Your goal - Which lines of the records contain "this"? Collect every one of them.

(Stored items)
▼▼▼
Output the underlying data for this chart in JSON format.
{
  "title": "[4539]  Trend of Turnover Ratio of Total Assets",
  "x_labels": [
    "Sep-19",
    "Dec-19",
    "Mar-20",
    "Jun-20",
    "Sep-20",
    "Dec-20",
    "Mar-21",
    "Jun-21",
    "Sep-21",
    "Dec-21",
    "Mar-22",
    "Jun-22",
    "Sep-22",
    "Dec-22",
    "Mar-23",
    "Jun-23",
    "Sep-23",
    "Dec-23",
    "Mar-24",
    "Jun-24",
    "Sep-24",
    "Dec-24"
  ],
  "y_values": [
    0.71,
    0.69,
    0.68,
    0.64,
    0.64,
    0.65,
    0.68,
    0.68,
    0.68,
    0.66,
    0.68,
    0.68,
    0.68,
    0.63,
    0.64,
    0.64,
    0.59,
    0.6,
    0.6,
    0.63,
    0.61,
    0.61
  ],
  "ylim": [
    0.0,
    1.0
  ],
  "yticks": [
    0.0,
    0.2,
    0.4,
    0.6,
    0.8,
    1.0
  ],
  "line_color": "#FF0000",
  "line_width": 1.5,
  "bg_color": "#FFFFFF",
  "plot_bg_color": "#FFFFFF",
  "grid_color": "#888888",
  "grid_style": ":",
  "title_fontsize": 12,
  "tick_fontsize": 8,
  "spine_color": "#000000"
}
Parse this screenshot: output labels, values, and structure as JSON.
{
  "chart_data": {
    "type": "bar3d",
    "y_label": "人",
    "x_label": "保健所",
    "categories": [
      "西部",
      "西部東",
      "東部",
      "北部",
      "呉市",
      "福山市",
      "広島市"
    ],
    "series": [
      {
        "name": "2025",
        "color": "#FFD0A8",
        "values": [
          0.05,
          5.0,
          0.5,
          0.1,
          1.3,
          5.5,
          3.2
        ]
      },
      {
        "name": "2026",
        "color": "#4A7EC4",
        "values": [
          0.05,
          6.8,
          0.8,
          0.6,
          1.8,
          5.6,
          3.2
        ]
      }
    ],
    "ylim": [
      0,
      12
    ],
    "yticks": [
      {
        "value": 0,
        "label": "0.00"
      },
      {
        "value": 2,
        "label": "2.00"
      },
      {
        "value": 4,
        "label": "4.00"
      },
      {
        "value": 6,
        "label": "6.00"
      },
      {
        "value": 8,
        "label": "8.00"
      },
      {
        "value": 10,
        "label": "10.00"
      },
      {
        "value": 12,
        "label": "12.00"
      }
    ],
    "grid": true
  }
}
▲▲▲
Task solution -
Output the underlying data for this chart in JSON format.
Parse this screenshot: output labels, values, and structure as JSON.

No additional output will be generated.